# What the task asks
Scan the following material for the string "limited" and copy each line in which it appears.

..........

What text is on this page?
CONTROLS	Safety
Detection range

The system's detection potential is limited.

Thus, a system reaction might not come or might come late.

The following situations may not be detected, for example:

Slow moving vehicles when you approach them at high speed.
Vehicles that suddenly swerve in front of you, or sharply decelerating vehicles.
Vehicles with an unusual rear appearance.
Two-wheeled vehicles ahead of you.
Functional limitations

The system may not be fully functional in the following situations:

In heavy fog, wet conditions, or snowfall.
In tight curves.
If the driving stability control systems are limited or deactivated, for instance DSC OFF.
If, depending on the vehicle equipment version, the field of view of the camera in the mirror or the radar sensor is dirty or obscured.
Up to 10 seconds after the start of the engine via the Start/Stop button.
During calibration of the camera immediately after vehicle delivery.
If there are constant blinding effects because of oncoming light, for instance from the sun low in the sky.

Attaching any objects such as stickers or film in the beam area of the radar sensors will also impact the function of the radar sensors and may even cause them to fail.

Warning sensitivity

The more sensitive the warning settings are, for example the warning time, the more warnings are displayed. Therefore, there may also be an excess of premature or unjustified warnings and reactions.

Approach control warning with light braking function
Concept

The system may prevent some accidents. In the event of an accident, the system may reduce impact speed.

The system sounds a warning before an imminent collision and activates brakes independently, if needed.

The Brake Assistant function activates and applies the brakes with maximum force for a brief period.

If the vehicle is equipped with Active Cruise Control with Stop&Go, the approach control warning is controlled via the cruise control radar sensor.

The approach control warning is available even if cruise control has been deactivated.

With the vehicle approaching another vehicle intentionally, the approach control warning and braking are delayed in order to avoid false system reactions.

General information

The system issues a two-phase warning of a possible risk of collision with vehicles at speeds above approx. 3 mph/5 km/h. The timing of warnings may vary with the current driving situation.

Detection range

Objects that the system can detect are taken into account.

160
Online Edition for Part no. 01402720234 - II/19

..........

# Completed task
The system's detection potential is limited.
If the driving stability control systems are limited or deactivated, for instance DSC OFF.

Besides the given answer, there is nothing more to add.